Records ->
————————

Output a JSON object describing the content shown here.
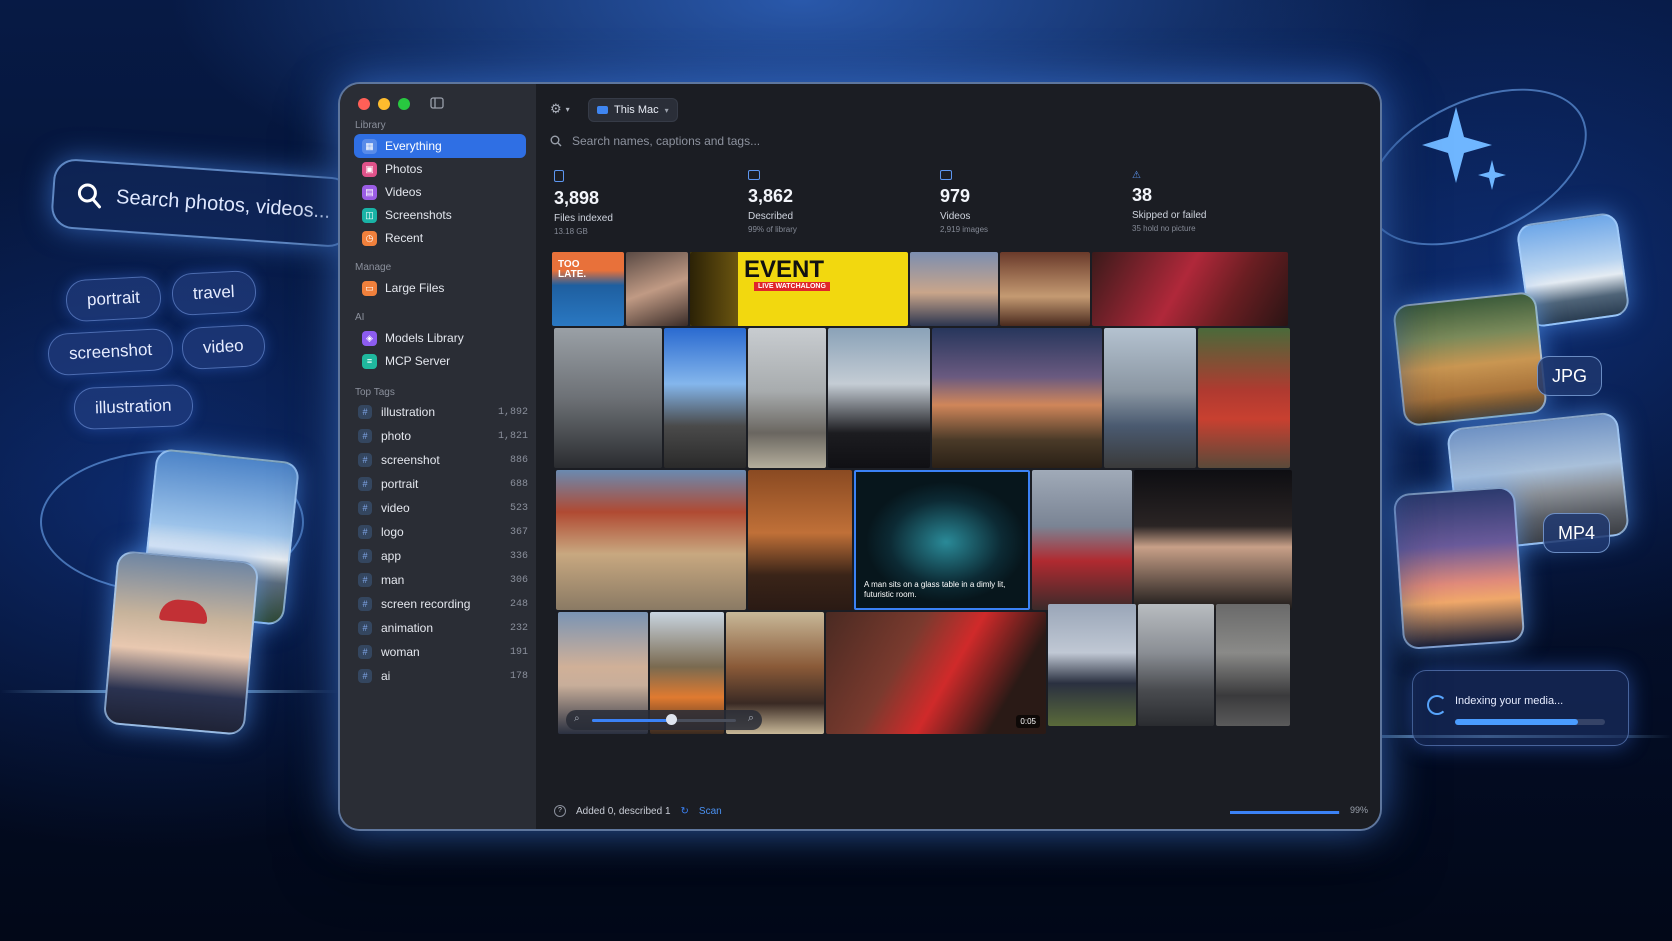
{
  "floating": {
    "search_placeholder": "Search photos, videos...",
    "chips": [
      "portrait",
      "travel",
      "screenshot",
      "video",
      "illustration"
    ],
    "format_badges": [
      "JPG",
      "MP4"
    ],
    "indexing_label": "Indexing your media...",
    "indexing_progress": 0.82
  },
  "window": {
    "location": "This Mac",
    "search_placeholder": "Search names, captions and tags..."
  },
  "sidebar": {
    "library_heading": "Library",
    "library_items": [
      {
        "label": "Everything",
        "icon": "grid-icon",
        "color": "#2f6fe4"
      },
      {
        "label": "Photos",
        "icon": "photo-icon",
        "color": "#e0528a"
      },
      {
        "label": "Videos",
        "icon": "film-icon",
        "color": "#9b5de5"
      },
      {
        "label": "Screenshots",
        "icon": "screenshot-icon",
        "color": "#19b3a6"
      },
      {
        "label": "Recent",
        "icon": "clock-icon",
        "color": "#f0803c"
      }
    ],
    "manage_heading": "Manage",
    "manage_items": [
      {
        "label": "Large Files",
        "icon": "drive-icon",
        "color": "#f0803c"
      }
    ],
    "ai_heading": "AI",
    "ai_items": [
      {
        "label": "Models Library",
        "icon": "cube-icon",
        "color": "#8c5cf0"
      },
      {
        "label": "MCP Server",
        "icon": "server-icon",
        "color": "#1fb89e"
      }
    ],
    "tags_heading": "Top Tags",
    "tags": [
      {
        "name": "illustration",
        "count": "1,892"
      },
      {
        "name": "photo",
        "count": "1,821"
      },
      {
        "name": "screenshot",
        "count": "886"
      },
      {
        "name": "portrait",
        "count": "688"
      },
      {
        "name": "video",
        "count": "523"
      },
      {
        "name": "logo",
        "count": "367"
      },
      {
        "name": "app",
        "count": "336"
      },
      {
        "name": "man",
        "count": "306"
      },
      {
        "name": "screen recording",
        "count": "248"
      },
      {
        "name": "animation",
        "count": "232"
      },
      {
        "name": "woman",
        "count": "191"
      },
      {
        "name": "ai",
        "count": "178"
      }
    ]
  },
  "stats": [
    {
      "value": "3,898",
      "label": "Files indexed",
      "sub": "13.18 GB"
    },
    {
      "value": "3,862",
      "label": "Described",
      "sub": "99% of library"
    },
    {
      "value": "979",
      "label": "Videos",
      "sub": "2,919 images"
    },
    {
      "value": "38",
      "label": "Skipped or failed",
      "sub": "35 hold no picture"
    }
  ],
  "grid": {
    "poster_small": "TOO LATE.",
    "poster_big": "EVENT",
    "poster_tag": "LIVE WATCHALONG",
    "caption": "A man sits on a glass table in a dimly lit, futuristic room.",
    "duration": "0:05"
  },
  "status": {
    "message": "Added 0, described 1",
    "scan_label": "Scan",
    "progress_label": "99%"
  },
  "colors": {
    "accent": "#2f6fe4",
    "glow": "#5aa0ff"
  }
}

————————

What you are asked to do -> Gather all the lines that include the word "icon" and copy them out.

Full solution ->
        "icon": "grid-icon",
        "icon": "photo-icon",
        "icon": "film-icon",
        "icon": "screenshot-icon",
        "icon": "clock-icon",
        "icon": "drive-icon",
        "icon": "cube-icon",
        "icon": "server-icon",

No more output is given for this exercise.